** Start **

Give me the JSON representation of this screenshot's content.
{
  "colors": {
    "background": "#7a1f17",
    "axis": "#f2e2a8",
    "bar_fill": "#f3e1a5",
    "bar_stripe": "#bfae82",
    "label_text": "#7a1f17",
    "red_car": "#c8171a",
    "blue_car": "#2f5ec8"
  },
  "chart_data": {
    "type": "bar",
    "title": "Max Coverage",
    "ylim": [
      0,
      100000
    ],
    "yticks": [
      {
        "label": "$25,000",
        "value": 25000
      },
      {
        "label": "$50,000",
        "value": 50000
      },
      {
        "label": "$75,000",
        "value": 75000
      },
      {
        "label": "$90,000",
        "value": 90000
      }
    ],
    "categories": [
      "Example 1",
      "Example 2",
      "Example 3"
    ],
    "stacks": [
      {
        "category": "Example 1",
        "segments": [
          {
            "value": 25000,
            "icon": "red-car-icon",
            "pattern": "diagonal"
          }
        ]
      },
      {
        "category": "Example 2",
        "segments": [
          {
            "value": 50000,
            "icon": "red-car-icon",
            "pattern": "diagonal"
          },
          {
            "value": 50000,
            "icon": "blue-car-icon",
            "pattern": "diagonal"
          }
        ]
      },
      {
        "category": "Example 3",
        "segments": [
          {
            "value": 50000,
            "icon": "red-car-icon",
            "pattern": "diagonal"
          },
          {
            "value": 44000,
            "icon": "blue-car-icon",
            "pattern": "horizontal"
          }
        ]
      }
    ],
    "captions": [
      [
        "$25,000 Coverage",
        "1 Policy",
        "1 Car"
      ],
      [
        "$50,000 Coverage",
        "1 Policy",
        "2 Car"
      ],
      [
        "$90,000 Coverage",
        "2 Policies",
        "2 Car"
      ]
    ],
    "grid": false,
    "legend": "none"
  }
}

** End **

### [Problem details]
Out of the preceding entries, pull every line containing the string "value".

### [Solution to this task]
        "value": 25000
        "value": 50000
        "value": 75000
        "value": 90000
            "value": 25000,
            "value": 50000,
            "value": 50000,
            "value": 50000,
            "value": 44000,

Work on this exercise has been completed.